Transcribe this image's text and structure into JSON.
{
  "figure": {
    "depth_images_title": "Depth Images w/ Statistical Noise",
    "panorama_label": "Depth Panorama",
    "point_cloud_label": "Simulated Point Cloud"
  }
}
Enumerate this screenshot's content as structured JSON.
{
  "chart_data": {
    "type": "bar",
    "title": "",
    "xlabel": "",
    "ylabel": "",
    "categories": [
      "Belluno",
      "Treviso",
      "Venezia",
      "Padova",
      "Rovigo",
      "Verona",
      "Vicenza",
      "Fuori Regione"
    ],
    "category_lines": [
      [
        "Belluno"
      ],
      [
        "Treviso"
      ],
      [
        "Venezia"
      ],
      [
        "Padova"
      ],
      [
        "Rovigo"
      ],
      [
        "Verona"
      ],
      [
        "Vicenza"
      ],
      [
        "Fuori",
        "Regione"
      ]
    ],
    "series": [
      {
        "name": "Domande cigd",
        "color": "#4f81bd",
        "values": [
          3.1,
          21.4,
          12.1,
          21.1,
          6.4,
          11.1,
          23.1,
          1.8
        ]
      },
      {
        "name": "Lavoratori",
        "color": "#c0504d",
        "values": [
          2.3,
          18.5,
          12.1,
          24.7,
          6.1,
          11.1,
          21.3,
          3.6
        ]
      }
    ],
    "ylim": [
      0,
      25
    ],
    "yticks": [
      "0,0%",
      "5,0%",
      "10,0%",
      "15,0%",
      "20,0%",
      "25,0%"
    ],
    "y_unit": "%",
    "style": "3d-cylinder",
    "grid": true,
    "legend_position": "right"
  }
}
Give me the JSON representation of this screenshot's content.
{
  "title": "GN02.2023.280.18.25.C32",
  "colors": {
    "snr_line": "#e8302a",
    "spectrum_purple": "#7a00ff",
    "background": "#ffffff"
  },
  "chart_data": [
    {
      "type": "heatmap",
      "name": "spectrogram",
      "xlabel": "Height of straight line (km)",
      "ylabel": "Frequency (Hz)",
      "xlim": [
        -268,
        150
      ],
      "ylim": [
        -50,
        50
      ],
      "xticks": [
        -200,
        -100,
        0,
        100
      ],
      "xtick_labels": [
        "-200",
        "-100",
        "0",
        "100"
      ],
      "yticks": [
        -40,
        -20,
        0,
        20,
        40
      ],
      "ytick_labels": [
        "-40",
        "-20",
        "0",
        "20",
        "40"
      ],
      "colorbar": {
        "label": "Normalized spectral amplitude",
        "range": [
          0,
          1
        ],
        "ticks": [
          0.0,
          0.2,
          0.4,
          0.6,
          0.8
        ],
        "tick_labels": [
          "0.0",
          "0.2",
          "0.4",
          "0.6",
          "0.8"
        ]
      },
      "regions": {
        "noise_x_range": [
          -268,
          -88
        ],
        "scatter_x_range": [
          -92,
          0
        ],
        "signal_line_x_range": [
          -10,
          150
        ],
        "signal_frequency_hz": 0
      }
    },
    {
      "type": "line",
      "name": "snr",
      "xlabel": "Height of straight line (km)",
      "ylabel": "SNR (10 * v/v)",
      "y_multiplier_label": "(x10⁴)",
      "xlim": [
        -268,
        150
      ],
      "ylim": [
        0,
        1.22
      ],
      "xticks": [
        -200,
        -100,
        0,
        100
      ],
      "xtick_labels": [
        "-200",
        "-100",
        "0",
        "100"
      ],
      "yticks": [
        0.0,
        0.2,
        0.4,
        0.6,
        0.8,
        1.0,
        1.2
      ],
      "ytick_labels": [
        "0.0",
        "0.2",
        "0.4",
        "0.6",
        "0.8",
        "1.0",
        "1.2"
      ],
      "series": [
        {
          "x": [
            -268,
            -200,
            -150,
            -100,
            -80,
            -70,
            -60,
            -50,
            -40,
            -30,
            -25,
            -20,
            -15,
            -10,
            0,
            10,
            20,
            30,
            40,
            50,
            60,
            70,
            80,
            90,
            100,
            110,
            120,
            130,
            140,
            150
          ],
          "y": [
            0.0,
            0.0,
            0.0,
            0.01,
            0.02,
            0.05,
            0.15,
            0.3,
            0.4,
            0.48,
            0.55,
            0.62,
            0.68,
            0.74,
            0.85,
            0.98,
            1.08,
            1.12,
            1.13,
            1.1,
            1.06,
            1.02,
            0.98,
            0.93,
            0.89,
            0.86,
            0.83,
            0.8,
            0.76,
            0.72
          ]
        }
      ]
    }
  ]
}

- - - -

• Problem requirements: Copy out all lines where the word "ylabel" appears.

• Task answer:
    "ylabel": "",
      "ylabel": "Frequency (Hz)",
      "ylabel": "SNR (10 * v/v)",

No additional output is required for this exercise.